**Exercise aim**
Write out all of the data exactly as it appears.

[Stored records]
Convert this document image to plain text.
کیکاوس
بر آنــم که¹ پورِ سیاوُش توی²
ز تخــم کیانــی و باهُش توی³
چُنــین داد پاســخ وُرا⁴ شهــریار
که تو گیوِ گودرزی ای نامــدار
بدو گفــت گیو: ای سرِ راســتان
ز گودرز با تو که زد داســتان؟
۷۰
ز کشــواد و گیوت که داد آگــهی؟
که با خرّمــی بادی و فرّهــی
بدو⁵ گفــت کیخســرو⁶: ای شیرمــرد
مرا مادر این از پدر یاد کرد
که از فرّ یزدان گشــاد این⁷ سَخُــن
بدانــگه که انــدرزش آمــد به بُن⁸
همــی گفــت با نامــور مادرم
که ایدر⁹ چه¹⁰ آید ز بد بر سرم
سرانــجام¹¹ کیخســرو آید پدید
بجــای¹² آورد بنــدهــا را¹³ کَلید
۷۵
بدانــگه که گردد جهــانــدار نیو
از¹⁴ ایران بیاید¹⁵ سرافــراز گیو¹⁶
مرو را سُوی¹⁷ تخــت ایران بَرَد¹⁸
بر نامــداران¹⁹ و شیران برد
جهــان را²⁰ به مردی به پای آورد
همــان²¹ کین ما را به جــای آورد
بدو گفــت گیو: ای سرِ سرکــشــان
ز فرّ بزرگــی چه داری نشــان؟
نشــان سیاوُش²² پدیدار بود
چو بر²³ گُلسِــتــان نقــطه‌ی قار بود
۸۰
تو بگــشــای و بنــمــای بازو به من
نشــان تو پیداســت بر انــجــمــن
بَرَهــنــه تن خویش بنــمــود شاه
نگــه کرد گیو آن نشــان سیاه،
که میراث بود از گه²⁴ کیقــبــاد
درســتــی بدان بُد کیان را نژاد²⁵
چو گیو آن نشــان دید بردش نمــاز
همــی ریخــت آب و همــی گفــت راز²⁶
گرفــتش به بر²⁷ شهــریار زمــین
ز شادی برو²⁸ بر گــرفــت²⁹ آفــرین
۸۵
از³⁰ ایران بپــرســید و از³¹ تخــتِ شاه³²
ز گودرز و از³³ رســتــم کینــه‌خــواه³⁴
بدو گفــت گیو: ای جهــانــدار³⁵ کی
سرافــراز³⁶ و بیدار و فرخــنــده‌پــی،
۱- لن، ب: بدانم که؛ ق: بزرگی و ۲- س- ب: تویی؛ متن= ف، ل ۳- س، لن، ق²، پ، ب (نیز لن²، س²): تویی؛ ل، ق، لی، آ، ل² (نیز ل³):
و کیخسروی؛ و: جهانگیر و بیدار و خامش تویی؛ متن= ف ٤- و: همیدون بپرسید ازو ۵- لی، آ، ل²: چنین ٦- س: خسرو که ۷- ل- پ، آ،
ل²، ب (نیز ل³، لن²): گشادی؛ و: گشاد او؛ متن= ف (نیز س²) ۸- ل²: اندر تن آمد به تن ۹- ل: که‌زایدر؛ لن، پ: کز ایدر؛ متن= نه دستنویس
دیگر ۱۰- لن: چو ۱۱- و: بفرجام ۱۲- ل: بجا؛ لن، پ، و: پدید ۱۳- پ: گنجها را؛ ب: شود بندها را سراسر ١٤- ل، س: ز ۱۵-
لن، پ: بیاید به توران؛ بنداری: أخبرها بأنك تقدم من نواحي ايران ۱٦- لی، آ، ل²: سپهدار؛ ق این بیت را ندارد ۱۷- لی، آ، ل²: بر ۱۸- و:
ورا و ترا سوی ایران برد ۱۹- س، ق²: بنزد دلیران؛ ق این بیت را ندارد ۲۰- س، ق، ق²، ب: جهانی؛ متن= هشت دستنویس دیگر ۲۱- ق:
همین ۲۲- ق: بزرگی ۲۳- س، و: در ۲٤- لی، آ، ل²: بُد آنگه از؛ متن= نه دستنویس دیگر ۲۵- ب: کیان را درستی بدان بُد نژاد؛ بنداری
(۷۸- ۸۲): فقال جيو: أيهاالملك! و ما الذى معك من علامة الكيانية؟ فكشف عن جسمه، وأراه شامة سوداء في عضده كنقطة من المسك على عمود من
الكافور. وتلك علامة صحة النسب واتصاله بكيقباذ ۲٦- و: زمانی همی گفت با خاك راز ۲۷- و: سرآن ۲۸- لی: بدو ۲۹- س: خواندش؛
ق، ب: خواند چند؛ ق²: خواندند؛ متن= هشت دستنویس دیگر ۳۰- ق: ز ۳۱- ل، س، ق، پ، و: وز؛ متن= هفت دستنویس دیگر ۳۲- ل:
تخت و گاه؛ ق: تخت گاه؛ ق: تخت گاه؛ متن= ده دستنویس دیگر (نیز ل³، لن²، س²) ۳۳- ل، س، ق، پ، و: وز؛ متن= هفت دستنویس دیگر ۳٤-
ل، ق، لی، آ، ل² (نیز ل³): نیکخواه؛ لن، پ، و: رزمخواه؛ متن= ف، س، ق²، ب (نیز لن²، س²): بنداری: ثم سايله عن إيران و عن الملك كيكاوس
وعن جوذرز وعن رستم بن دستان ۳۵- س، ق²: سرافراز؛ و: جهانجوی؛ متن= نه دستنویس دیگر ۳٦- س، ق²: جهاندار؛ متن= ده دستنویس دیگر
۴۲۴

**Completed task**
Convert this document image to plain text.
کیکاوس
بر آنــم که¹ پورِ سیاوُش توی²
ز تخــم کیانــی و باهُش توی³
چُنــین داد پاســخ وُرا⁴ شهــریار
که تو گیوِ گودرزی ای نامــدار
بدو گفــت گیو: ای سرِ راســتان
ز گودرز با تو که زد داســتان؟
۷۰
ز کشــواد و گیوت که داد آگــهی؟
که با خرّمــی بادی و فرّهــی
بدو⁵ گفــت کیخســرو⁶: ای شیرمــرد
مرا مادر این از پدر یاد کرد
که از فرّ یزدان گشــاد این⁷ سَخُــن
بدانــگه که انــدرزش آمــد به بُن⁸
همــی گفــت با نامــور مادرم
که ایدر⁹ چه¹⁰ آید ز بد بر سرم
سرانــجام¹¹ کیخســرو آید پدید
بجــای¹² آورد بنــدهــا را¹³ کَلید
۷۵
بدانــگه که گردد جهــانــدار نیو
از¹⁴ ایران بیاید¹⁵ سرافــراز گیو¹⁶
مرو را سُوی¹⁷ تخــت ایران بَرَد¹⁸
بر نامــداران¹⁹ و شیران برد
جهــان را²⁰ به مردی به پای آورد
همــان²¹ کین ما را به جــای آورد
بدو گفــت گیو: ای سرِ سرکــشــان
ز فرّ بزرگــی چه داری نشــان؟
نشــان سیاوُش²² پدیدار بود
چو بر²³ گُلسِــتــان نقــطه‌ی قار بود
۸۰
تو بگــشــای و بنــمــای بازو به من
نشــان تو پیداســت بر انــجــمــن
بَرَهــنــه تن خویش بنــمــود شاه
نگــه کرد گیو آن نشــان سیاه،
که میراث بود از گه²⁴ کیقــبــاد
درســتــی بدان بُد کیان را نژاد²⁵
چو گیو آن نشــان دید بردش نمــاز
همــی ریخــت آب و همــی گفــت راز²⁶
گرفــتش به بر²⁷ شهــریار زمــین
ز شادی برو²⁸ بر گــرفــت²⁹ آفــرین
۸۵
از³⁰ ایران بپــرســید و از³¹ تخــتِ شاه³²
ز گودرز و از³³ رســتــم کینــه‌خــواه³⁴
بدو گفــت گیو: ای جهــانــدار³⁵ کی
سرافــراز³⁶ و بیدار و فرخــنــده‌پــی،
۱- لن، ب: بدانم که؛ ق: بزرگی و ۲- س- ب: تویی؛ متن= ف، ل ۳- س، لن، ق²، پ، ب (نیز لن²، س²): تویی؛ ل، ق، لی، آ، ل² (نیز ل³):
و کیخسروی؛ و: جهانگیر و بیدار و خامش تویی؛ متن= ف ٤- و: همیدون بپرسید ازو ۵- لی، آ، ل²: چنین ٦- س: خسرو که ۷- ل- پ، آ،
ل²، ب (نیز ل³، لن²): گشادی؛ و: گشاد او؛ متن= ف (نیز س²) ۸- ل²: اندر تن آمد به تن ۹- ل: که‌زایدر؛ لن، پ: کز ایدر؛ متن= نه دستنویس
دیگر ۱۰- لن: چو ۱۱- و: بفرجام ۱۲- ل: بجا؛ لن، پ، و: پدید ۱۳- پ: گنجها را؛ ب: شود بندها را سراسر ١٤- ل، س: ز ۱۵-
لن، پ: بیاید به توران؛ بنداری: أخبرها بأنك تقدم من نواحي ايران ۱٦- لی، آ، ل²: سپهدار؛ ق این بیت را ندارد ۱۷- لی، آ، ل²: بر ۱۸- و:
ورا و ترا سوی ایران برد ۱۹- س، ق²: بنزد دلیران؛ ق این بیت را ندارد ۲۰- س، ق، ق²، ب: جهانی؛ متن= هشت دستنویس دیگر ۲۱- ق:
همین ۲۲- ق: بزرگی ۲۳- س، و: در ۲٤- لی، آ، ل²: بُد آنگه از؛ متن= نه دستنویس دیگر ۲۵- ب: کیان را درستی بدان بُد نژاد؛ بنداری
(۷۸- ۸۲): فقال جيو: أيهاالملك! و ما الذى معك من علامة الكيانية؟ فكشف عن جسمه، وأراه شامة سوداء في عضده كنقطة من المسك على عمود من
الكافور. وتلك علامة صحة النسب واتصاله بكيقباذ ۲٦- و: زمانی همی گفت با خاك راز ۲۷- و: سرآن ۲۸- لی: بدو ۲۹- س: خواندش؛
ق، ب: خواند چند؛ ق²: خواندند؛ متن= هشت دستنویس دیگر ۳۰- ق: ز ۳۱- ل، س، ق، پ، و: وز؛ متن= هفت دستنویس دیگر ۳۲- ل:
تخت و گاه؛ ق: تخت گاه؛ ق: تخت گاه؛ متن= ده دستنویس دیگر (نیز ل³، لن²، س²) ۳۳- ل، س، ق، پ، و: وز؛ متن= هفت دستنویس دیگر ۳٤-
ل، ق، لی، آ، ل² (نیز ل³): نیکخواه؛ لن، پ، و: رزمخواه؛ متن= ف، س، ق²، ب (نیز لن²، س²): بنداری: ثم سايله عن إيران و عن الملك كيكاوس
وعن جوذرز وعن رستم بن دستان ۳۵- س، ق²: سرافراز؛ و: جهانجوی؛ متن= نه دستنویس دیگر ۳٦- س، ق²: جهاندار؛ متن= ده دستنویس دیگر
۴۲۴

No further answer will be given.